# Given instruction
Copy the listing from its first line up to and including the line that contains "222, 1177, 229]", keeping every character unchanged.

— start Entries shown —

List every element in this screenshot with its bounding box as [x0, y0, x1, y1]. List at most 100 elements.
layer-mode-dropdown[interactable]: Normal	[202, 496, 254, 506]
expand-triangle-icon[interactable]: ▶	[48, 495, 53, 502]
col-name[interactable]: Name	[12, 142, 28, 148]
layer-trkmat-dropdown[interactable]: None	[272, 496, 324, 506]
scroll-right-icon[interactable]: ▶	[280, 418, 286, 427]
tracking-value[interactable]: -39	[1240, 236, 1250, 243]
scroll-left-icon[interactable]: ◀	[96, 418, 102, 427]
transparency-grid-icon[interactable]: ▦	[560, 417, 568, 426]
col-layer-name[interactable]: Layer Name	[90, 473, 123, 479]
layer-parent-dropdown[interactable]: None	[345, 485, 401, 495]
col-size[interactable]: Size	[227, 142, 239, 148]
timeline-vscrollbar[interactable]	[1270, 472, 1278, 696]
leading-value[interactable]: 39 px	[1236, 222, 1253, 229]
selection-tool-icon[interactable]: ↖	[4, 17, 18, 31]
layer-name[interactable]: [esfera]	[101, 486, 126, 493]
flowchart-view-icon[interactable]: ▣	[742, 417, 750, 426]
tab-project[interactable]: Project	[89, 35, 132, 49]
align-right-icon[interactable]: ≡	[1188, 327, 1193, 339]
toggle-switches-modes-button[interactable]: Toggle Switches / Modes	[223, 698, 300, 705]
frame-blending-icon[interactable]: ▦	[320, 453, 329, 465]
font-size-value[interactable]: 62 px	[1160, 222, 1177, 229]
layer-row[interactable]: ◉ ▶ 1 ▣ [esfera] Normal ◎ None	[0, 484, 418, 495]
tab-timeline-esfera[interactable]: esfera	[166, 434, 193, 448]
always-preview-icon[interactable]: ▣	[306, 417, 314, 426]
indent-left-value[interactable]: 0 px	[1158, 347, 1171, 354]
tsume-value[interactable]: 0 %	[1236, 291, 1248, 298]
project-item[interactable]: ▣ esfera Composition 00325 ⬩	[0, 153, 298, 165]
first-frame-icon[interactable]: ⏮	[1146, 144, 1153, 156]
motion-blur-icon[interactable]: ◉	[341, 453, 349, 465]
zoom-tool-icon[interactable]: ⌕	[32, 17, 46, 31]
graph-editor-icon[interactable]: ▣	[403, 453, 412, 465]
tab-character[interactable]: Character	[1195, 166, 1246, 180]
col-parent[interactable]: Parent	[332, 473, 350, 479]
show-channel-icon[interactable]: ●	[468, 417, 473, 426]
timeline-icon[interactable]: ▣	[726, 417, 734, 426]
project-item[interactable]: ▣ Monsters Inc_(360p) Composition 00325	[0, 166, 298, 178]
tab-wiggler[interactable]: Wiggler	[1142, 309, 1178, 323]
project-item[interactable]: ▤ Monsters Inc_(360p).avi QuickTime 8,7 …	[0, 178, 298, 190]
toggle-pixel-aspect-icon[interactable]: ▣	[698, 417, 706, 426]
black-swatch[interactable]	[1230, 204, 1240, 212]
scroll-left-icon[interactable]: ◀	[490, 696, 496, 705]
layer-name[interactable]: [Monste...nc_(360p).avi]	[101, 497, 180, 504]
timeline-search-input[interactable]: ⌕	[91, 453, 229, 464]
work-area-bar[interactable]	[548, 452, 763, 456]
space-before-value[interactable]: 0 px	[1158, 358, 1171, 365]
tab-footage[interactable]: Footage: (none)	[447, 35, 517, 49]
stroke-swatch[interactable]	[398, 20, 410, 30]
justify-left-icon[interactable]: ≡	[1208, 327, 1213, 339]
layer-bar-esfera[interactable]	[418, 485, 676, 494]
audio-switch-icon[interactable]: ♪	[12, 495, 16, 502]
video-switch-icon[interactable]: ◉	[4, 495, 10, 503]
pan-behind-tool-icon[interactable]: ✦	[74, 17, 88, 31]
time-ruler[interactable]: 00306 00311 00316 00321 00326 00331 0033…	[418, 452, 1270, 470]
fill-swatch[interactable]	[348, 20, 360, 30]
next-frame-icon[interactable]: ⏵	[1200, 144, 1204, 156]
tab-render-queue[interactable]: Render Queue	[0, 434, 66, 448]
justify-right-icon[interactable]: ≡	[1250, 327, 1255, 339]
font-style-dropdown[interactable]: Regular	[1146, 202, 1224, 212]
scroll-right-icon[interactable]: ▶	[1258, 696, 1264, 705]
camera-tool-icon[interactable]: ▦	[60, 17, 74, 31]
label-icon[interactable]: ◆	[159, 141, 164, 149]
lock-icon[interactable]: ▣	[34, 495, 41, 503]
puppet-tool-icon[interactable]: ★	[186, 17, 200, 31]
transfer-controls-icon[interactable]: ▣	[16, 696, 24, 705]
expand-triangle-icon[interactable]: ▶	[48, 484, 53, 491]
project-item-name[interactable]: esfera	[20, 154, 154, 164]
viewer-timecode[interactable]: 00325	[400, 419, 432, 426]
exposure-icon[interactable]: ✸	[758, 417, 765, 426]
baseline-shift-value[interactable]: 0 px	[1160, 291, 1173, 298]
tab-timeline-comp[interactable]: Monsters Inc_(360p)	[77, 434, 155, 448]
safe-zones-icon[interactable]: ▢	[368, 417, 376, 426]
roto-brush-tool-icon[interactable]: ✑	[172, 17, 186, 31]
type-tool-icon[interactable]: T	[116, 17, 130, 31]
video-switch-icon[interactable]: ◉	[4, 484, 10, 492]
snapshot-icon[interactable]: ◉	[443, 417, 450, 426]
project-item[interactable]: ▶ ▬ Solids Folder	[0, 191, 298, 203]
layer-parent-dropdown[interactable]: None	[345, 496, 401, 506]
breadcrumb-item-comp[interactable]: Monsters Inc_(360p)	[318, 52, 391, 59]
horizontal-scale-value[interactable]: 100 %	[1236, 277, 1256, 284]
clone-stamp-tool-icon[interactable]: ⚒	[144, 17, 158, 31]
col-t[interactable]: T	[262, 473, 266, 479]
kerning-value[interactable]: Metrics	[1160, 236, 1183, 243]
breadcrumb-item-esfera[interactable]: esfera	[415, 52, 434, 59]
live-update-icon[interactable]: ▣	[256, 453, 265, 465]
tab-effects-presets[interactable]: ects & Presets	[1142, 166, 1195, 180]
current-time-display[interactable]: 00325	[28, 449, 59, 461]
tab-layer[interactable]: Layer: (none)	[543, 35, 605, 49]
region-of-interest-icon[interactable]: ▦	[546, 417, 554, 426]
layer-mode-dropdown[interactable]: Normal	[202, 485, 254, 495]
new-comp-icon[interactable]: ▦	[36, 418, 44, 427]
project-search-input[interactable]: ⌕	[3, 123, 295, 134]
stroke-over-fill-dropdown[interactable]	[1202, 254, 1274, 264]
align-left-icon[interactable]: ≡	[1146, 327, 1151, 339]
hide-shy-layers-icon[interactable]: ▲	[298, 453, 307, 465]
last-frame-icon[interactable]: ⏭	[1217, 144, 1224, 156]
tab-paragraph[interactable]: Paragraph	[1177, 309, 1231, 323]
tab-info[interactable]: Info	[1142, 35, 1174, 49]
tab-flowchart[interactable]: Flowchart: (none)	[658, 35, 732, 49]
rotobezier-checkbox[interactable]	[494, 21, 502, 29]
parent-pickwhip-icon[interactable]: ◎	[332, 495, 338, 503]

— end Entries shown —

# Solution to this exercise
List every element in this screenshot with its bounding box as [x0, y0, x1, y1]. List at most 100 elements.
layer-mode-dropdown[interactable]: Normal	[202, 496, 254, 506]
expand-triangle-icon[interactable]: ▶	[48, 495, 53, 502]
col-name[interactable]: Name	[12, 142, 28, 148]
layer-trkmat-dropdown[interactable]: None	[272, 496, 324, 506]
scroll-right-icon[interactable]: ▶	[280, 418, 286, 427]
tracking-value[interactable]: -39	[1240, 236, 1250, 243]
scroll-left-icon[interactable]: ◀	[96, 418, 102, 427]
transparency-grid-icon[interactable]: ▦	[560, 417, 568, 426]
col-layer-name[interactable]: Layer Name	[90, 473, 123, 479]
layer-parent-dropdown[interactable]: None	[345, 485, 401, 495]
col-size[interactable]: Size	[227, 142, 239, 148]
timeline-vscrollbar[interactable]	[1270, 472, 1278, 696]
leading-value[interactable]: 39 px	[1236, 222, 1253, 229]
selection-tool-icon[interactable]: ↖	[4, 17, 18, 31]
layer-name[interactable]: [esfera]	[101, 486, 126, 493]
flowchart-view-icon[interactable]: ▣	[742, 417, 750, 426]
tab-project[interactable]: Project	[89, 35, 132, 49]
align-right-icon[interactable]: ≡	[1188, 327, 1193, 339]
toggle-switches-modes-button[interactable]: Toggle Switches / Modes	[223, 698, 300, 705]
frame-blending-icon[interactable]: ▦	[320, 453, 329, 465]
font-size-value[interactable]: 62 px	[1160, 222, 1177, 229]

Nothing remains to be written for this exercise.